Goal: Lift out each line of the data that holds "primary".

--- BEGIN Listing ---

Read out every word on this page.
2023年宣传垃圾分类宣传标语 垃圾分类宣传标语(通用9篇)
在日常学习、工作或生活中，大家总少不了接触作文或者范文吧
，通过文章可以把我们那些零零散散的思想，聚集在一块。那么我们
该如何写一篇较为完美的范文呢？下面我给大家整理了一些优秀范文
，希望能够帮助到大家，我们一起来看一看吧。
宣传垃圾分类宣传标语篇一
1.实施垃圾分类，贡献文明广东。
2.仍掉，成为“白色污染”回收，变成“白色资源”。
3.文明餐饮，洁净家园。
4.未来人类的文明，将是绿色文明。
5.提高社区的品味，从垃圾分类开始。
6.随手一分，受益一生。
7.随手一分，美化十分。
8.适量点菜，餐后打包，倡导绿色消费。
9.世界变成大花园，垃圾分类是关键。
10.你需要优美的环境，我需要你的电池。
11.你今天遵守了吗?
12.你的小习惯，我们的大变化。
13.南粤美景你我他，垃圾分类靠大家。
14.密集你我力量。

--- END Listing ---
--- BEGIN Listing ---

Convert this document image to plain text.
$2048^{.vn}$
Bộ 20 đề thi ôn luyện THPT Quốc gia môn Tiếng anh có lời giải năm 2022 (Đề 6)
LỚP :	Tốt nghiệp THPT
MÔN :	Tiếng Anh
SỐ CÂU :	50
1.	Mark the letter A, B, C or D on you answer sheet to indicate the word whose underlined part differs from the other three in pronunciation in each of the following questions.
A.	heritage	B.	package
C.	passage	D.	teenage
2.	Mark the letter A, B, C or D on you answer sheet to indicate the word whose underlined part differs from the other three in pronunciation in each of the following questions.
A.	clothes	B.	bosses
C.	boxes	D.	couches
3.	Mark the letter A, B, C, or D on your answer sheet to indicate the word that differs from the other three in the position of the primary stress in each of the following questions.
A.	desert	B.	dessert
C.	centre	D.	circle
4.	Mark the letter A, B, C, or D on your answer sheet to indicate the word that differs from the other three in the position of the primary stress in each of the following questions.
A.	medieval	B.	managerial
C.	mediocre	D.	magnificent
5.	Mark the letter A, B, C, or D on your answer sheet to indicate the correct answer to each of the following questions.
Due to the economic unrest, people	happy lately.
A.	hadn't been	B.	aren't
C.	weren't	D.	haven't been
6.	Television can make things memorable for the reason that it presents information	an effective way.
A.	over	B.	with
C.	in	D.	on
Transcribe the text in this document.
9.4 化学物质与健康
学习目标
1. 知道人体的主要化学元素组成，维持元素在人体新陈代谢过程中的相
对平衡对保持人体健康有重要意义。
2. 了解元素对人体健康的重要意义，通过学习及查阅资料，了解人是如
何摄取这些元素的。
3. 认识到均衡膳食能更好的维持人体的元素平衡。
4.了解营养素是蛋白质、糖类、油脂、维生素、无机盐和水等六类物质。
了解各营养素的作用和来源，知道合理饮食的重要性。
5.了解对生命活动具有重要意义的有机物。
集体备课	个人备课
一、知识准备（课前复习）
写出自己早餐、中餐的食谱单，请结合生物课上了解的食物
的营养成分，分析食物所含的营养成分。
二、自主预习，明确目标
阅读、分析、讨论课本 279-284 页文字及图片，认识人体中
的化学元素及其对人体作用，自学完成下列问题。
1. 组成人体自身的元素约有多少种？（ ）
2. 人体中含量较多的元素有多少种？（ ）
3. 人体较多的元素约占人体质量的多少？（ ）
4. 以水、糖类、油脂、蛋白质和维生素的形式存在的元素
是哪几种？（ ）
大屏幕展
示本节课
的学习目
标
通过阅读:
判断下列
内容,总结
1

--- END Listing ---

Task response:
3.	Mark the letter A, B, C, or D on your answer sheet to indicate the word that differs from the other three in the position of the primary stress in each of the following questions.
4.	Mark the letter A, B, C, or D on your answer sheet to indicate the word that differs from the other three in the position of the primary stress in each of the following questions.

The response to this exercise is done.